-- START OF RAW RECORDS --

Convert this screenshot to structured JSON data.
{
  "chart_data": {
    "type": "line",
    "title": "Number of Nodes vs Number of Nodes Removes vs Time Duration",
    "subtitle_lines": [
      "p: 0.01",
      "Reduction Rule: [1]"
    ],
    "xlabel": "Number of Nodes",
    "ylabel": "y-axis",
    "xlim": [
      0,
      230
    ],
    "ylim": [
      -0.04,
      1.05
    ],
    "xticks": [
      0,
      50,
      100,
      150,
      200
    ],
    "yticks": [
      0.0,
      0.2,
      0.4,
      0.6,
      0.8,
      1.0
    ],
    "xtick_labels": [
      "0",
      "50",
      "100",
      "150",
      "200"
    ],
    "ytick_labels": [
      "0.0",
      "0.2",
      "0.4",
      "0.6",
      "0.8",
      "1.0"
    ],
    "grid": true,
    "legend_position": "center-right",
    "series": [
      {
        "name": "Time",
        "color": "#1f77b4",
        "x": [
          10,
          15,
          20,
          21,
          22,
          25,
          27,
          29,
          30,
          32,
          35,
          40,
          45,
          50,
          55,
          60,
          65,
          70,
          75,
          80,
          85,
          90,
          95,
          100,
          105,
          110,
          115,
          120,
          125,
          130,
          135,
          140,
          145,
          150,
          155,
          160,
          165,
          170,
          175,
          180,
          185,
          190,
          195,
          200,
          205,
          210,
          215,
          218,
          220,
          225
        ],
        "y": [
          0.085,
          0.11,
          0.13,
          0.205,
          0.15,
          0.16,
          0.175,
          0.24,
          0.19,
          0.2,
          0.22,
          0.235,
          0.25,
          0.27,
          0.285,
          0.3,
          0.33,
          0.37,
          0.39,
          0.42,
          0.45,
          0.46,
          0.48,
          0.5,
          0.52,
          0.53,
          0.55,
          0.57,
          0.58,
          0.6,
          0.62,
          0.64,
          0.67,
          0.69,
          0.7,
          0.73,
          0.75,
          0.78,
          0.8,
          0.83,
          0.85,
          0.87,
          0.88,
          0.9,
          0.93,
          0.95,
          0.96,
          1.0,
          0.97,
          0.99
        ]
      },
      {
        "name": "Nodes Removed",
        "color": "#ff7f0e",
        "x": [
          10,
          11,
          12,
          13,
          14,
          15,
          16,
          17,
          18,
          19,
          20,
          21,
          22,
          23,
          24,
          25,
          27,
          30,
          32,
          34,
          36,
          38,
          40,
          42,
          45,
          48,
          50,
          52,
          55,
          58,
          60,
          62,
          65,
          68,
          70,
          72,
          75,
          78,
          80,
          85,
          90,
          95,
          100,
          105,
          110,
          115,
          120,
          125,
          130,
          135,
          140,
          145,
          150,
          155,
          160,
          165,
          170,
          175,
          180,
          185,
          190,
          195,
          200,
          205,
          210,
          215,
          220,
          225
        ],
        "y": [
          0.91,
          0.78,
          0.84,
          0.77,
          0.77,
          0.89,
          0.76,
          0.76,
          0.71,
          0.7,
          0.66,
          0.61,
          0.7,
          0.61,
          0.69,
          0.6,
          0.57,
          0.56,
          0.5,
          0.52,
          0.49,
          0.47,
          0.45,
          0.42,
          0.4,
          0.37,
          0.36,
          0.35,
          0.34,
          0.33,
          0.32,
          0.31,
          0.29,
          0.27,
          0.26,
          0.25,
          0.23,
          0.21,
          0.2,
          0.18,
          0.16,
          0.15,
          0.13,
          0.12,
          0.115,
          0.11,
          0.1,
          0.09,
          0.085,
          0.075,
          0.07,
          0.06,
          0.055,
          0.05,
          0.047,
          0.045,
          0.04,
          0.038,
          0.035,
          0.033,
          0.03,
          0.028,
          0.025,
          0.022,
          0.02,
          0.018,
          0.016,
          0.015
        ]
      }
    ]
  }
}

-- END OF RAW RECORDS --

All the data must be duplicated exactly, with nothing added or removed.

Convert this screenshot to structured JSON data.
{
  "chart_data": {
    "type": "line",
    "title": "Number of Nodes vs Number of Nodes Removes vs Time Duration",
    "subtitle_lines": [
      "p: 0.01",
      "Reduction Rule: [1]"
    ],
    "xlabel": "Number of Nodes",
    "ylabel": "y-axis",
    "xlim": [
      0,
      230
    ],
    "ylim": [
      -0.04,
      1.05
    ],
    "xticks": [
      0,
      50,
      100,
      150,
      200
    ],
    "yticks": [
      0.0,
      0.2,
      0.4,
      0.6,
      0.8,
      1.0
    ],
    "xtick_labels": [
      "0",
      "50",
      "100",
      "150",
      "200"
    ],
    "ytick_labels": [
      "0.0",
      "0.2",
      "0.4",
      "0.6",
      "0.8",
      "1.0"
    ],
    "grid": true,
    "legend_position": "center-right",
    "series": [
      {
        "name": "Time",
        "color": "#1f77b4",
        "x": [
          10,
          15,
          20,
          21,
          22,
          25,
          27,
          29,
          30,
          32,
          35,
          40,
          45,
          50,
          55,
          60,
          65,
          70,
          75,
          80,
          85,
          90,
          95,
          100,
          105,
          110,
          115,
          120,
          125,
          130,
          135,
          140,
          145,
          150,
          155,
          160,
          165,
          170,
          175,
          180,
          185,
          190,
          195,
          200,
          205,
          210,
          215,
          218,
          220,
          225
        ],
        "y": [
          0.085,
          0.11,
          0.13,
          0.205,
          0.15,
          0.16,
          0.175,
          0.24,
          0.19,
          0.2,
          0.22,
          0.235,
          0.25,
          0.27,
          0.285,
          0.3,
          0.33,
          0.37,
          0.39,
          0.42,
          0.45,
          0.46,
          0.48,
          0.5,
          0.52,
          0.53,
          0.55,
          0.57,
          0.58,
          0.6,
          0.62,
          0.64,
          0.67,
          0.69,
          0.7,
          0.73,
          0.75,
          0.78,
          0.8,
          0.83,
          0.85,
          0.87,
          0.88,
          0.9,
          0.93,
          0.95,
          0.96,
          1.0,
          0.97,
          0.99
        ]
      },
      {
        "name": "Nodes Removed",
        "color": "#ff7f0e",
        "x": [
          10,
          11,
          12,
          13,
          14,
          15,
          16,
          17,
          18,
          19,
          20,
          21,
          22,
          23,
          24,
          25,
          27,
          30,
          32,
          34,
          36,
          38,
          40,
          42,
          45,
          48,
          50,
          52,
          55,
          58,
          60,
          62,
          65,
          68,
          70,
          72,
          75,
          78,
          80,
          85,
          90,
          95,
          100,
          105,
          110,
          115,
          120,
          125,
          130,
          135,
          140,
          145,
          150,
          155,
          160,
          165,
          170,
          175,
          180,
          185,
          190,
          195,
          200,
          205,
          210,
          215,
          220,
          225
        ],
        "y": [
          0.91,
          0.78,
          0.84,
          0.77,
          0.77,
          0.89,
          0.76,
          0.76,
          0.71,
          0.7,
          0.66,
          0.61,
          0.7,
          0.61,
          0.69,
          0.6,
          0.57,
          0.56,
          0.5,
          0.52,
          0.49,
          0.47,
          0.45,
          0.42,
          0.4,
          0.37,
          0.36,
          0.35,
          0.34,
          0.33,
          0.32,
          0.31,
          0.29,
          0.27,
          0.26,
          0.25,
          0.23,
          0.21,
          0.2,
          0.18,
          0.16,
          0.15,
          0.13,
          0.12,
          0.115,
          0.11,
          0.1,
          0.09,
          0.085,
          0.075,
          0.07,
          0.06,
          0.055,
          0.05,
          0.047,
          0.045,
          0.04,
          0.038,
          0.035,
          0.033,
          0.03,
          0.028,
          0.025,
          0.022,
          0.02,
          0.018,
          0.016,
          0.015
        ]
      }
    ]
  }
}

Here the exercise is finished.